§ **The problem**
Give the number of lines that include the word "Hire", and nothing else.

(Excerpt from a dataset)

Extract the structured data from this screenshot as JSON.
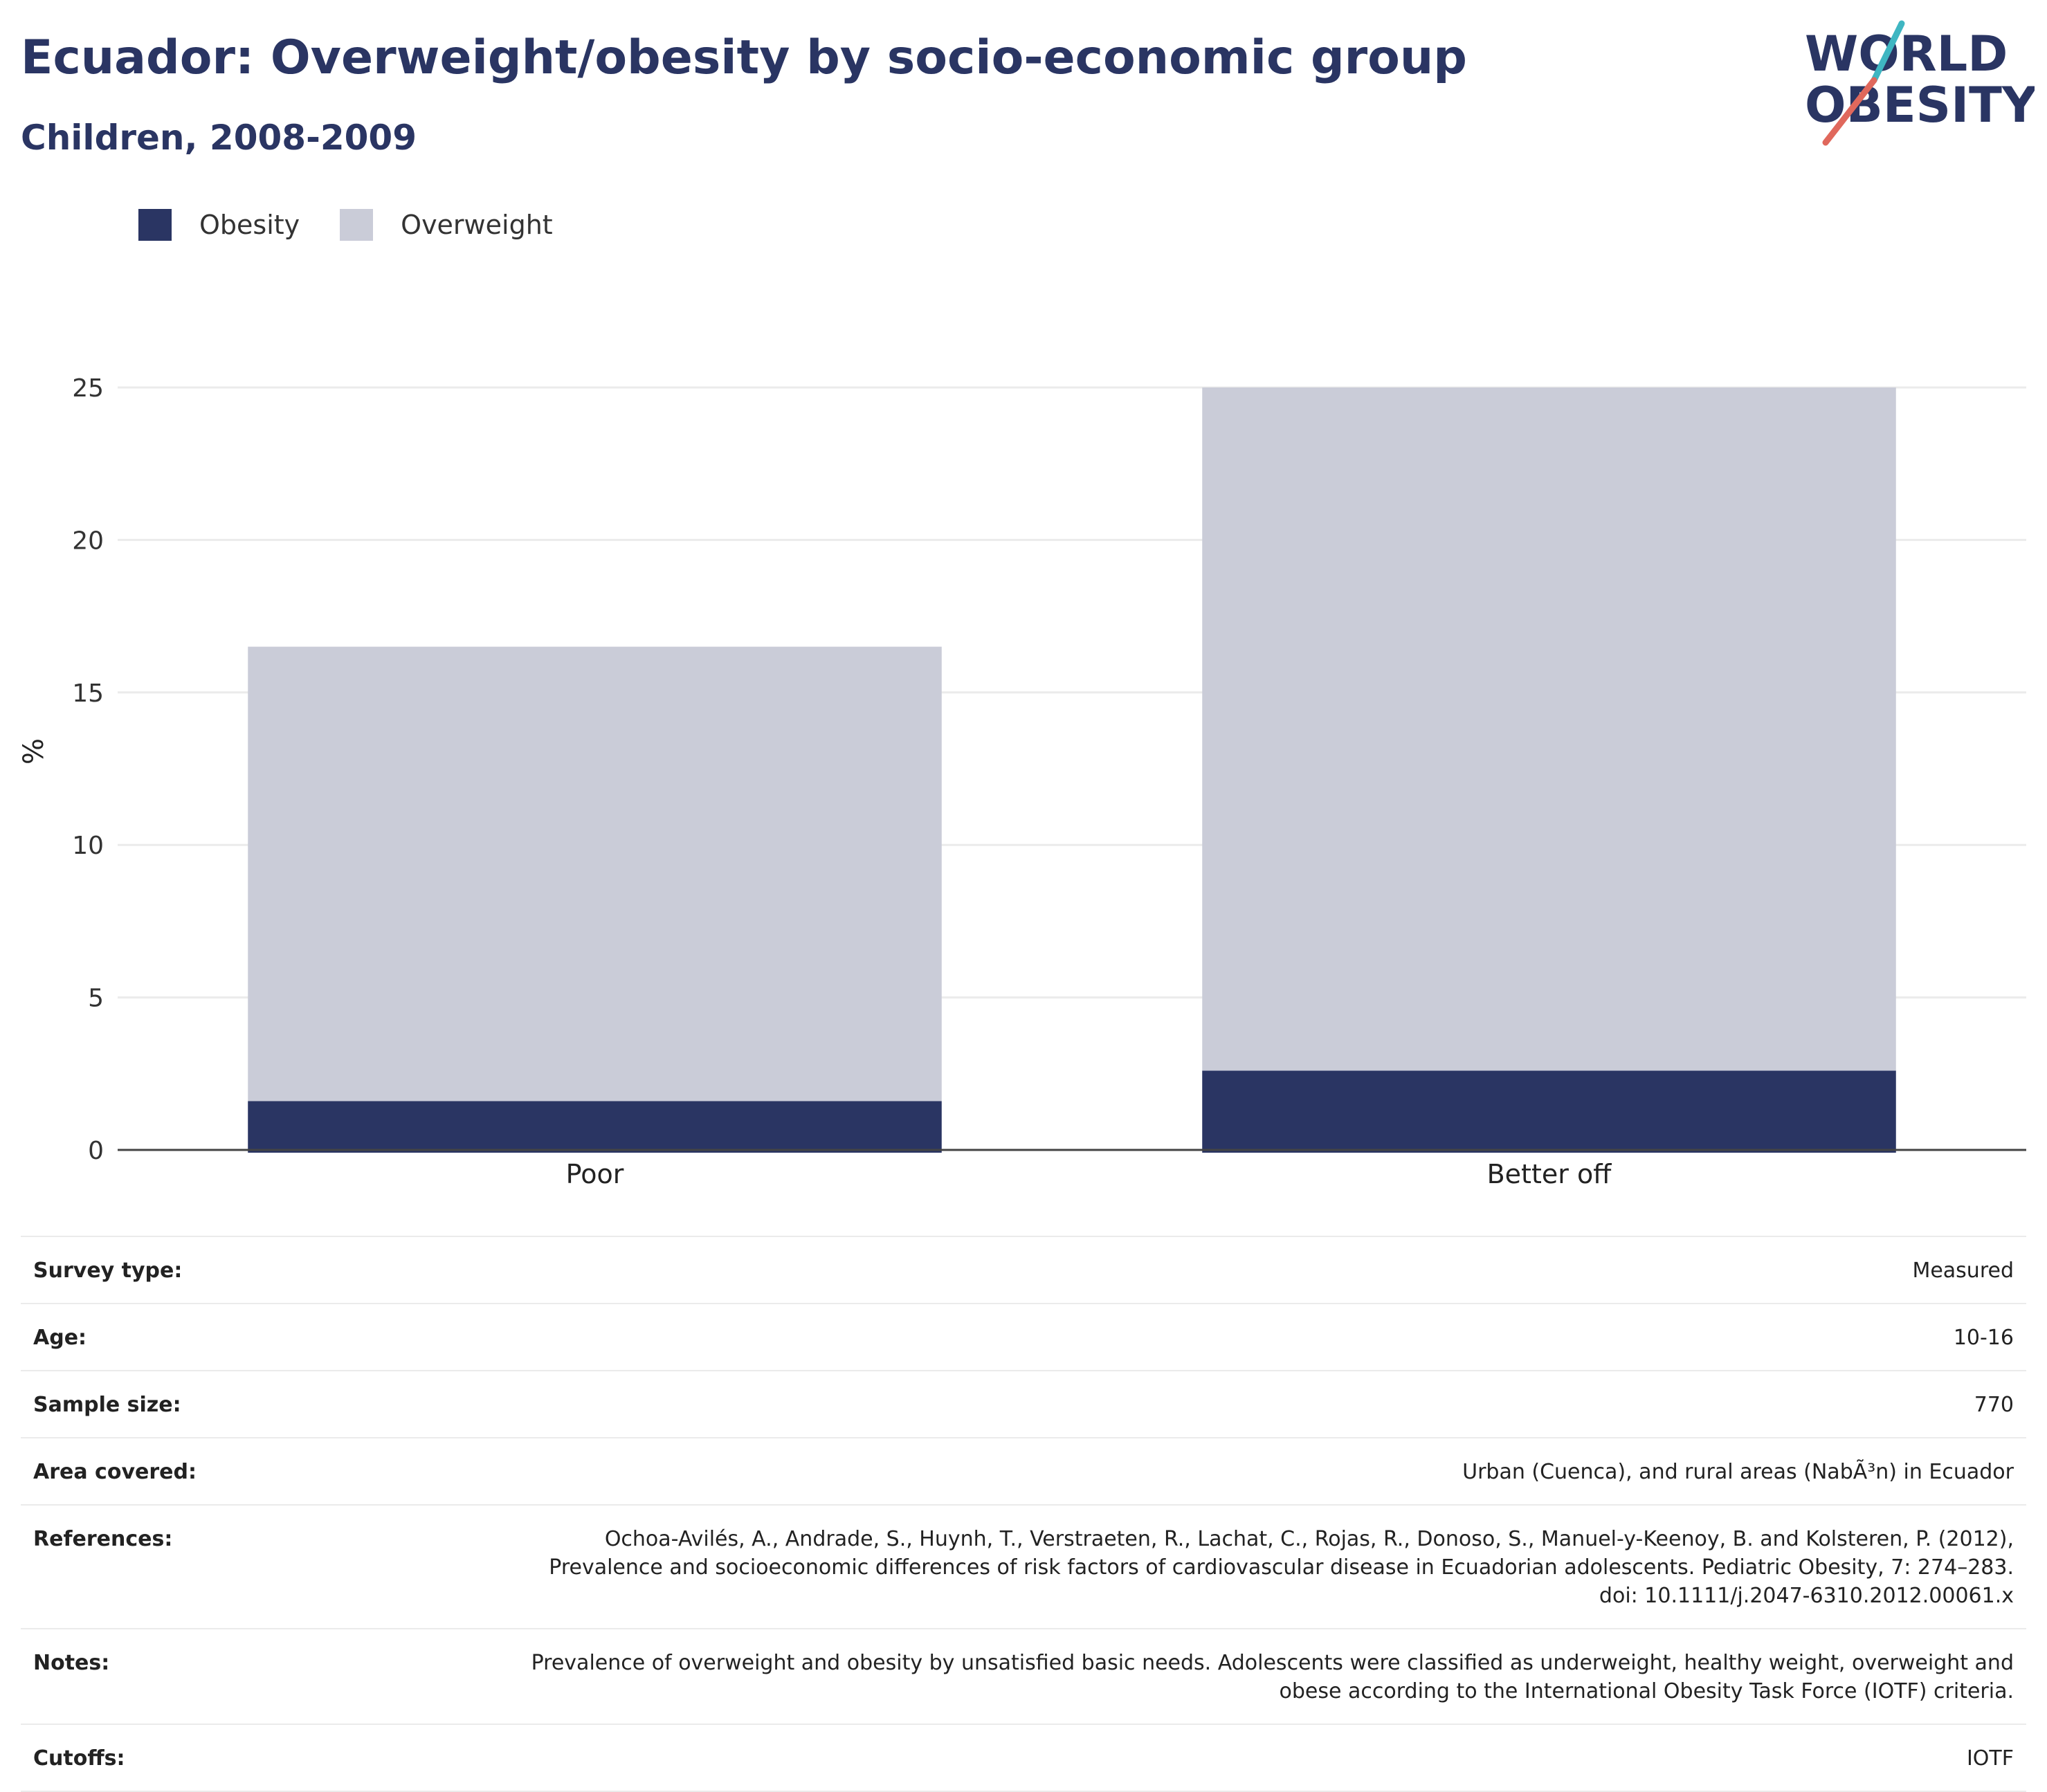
{
  "header": {
    "title": "Ecuador: Overweight/obesity by socio-economic group",
    "subtitle": "Children, 2008-2009"
  },
  "logo": {
    "line1": "WORLD",
    "line2": "OBESITY",
    "accent_colors": [
      "#3fb6c2",
      "#e0685c"
    ]
  },
  "chart_data": {
    "type": "bar",
    "stacked": true,
    "categories": [
      "Poor",
      "Better off"
    ],
    "series": [
      {
        "name": "Obesity",
        "values": [
          1.6,
          2.6
        ],
        "color": "#2a3563"
      },
      {
        "name": "Overweight",
        "values": [
          14.9,
          22.4
        ],
        "color": "#caccd8"
      }
    ],
    "ylabel": "%",
    "ylim": [
      0,
      25
    ],
    "yticks": [
      0,
      5,
      10,
      15,
      20,
      25
    ],
    "grid": true,
    "legend_position": "top-left"
  },
  "info": {
    "rows": [
      {
        "label": "Survey type:",
        "value": "Measured"
      },
      {
        "label": "Age:",
        "value": "10-16"
      },
      {
        "label": "Sample size:",
        "value": "770"
      },
      {
        "label": "Area covered:",
        "value": "Urban (Cuenca), and rural areas (NabÃ³n) in Ecuador"
      },
      {
        "label": "References:",
        "value": "Ochoa-Avilés, A., Andrade, S., Huynh, T., Verstraeten, R., Lachat, C., Rojas, R., Donoso, S., Manuel-y-Keenoy, B. and Kolsteren, P. (2012), Prevalence and socioeconomic differences of risk factors of cardiovascular disease in Ecuadorian adolescents. Pediatric Obesity, 7: 274–283. doi: 10.1111/j.2047-6310.2012.00061.x"
      },
      {
        "label": "Notes:",
        "value": "Prevalence of overweight and obesity by unsatisfied basic needs. Adolescents were classified as underweight, healthy weight, overweight and obese according to the International Obesity Task Force (IOTF) criteria."
      },
      {
        "label": "Cutoffs:",
        "value": "IOTF"
      }
    ]
  }
}
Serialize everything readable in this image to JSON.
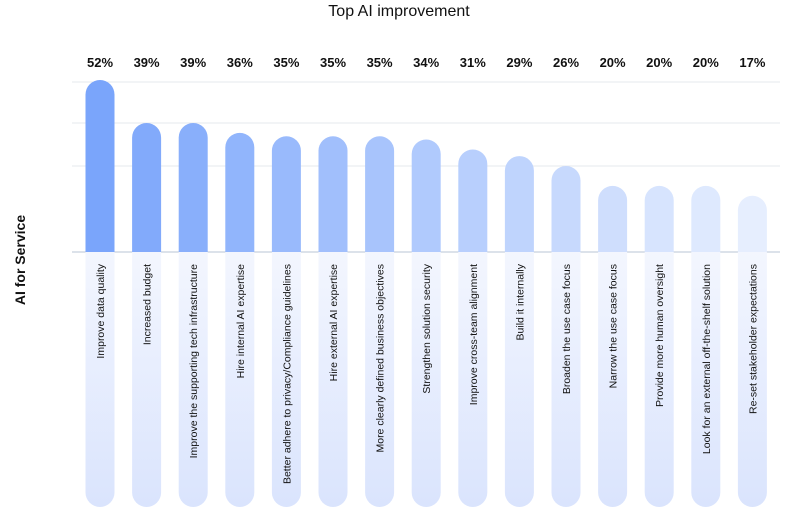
{
  "chart_data": {
    "type": "bar",
    "title": "Top AI improvement",
    "ylabel": "AI for Service",
    "xlabel": "",
    "ylim": [
      0,
      60
    ],
    "grid": true,
    "categories": [
      "Improve data quality",
      "Increased budget",
      "Improve the supporting tech infrastructure",
      "Hire internal AI expertise",
      "Better adhere to privacy/Compliance guidelines",
      "Hire external AI expertise",
      "More clearly defined business objectives",
      "Strengthen solution security",
      "Improve cross-team alignment",
      "Build it internally",
      "Broaden the use case focus",
      "Narrow the use case focus",
      "Provide more human oversight",
      "Look for an external off-the-shelf solution",
      "Re-set stakeholder expectations"
    ],
    "values": [
      52,
      39,
      39,
      36,
      35,
      35,
      35,
      34,
      31,
      29,
      26,
      20,
      20,
      20,
      17
    ],
    "value_labels": [
      "52%",
      "39%",
      "39%",
      "36%",
      "35%",
      "35%",
      "35%",
      "34%",
      "31%",
      "29%",
      "26%",
      "20%",
      "20%",
      "20%",
      "17%"
    ],
    "colors": {
      "bar_dark": "#7aa5fb",
      "bar_light": "#e6eefe",
      "grid": "#e6e8ee",
      "baseline": "#b9c4d6"
    }
  }
}
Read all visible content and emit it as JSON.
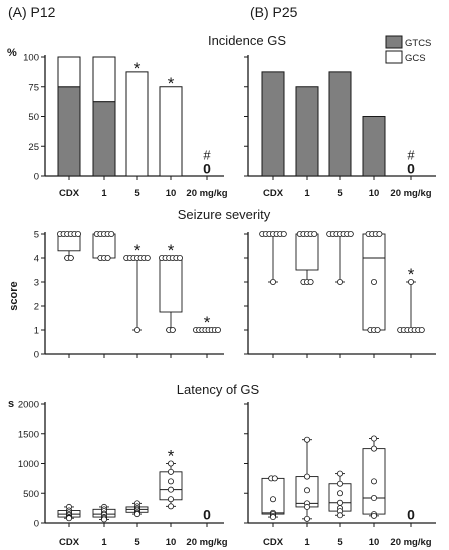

§ **The solution**
2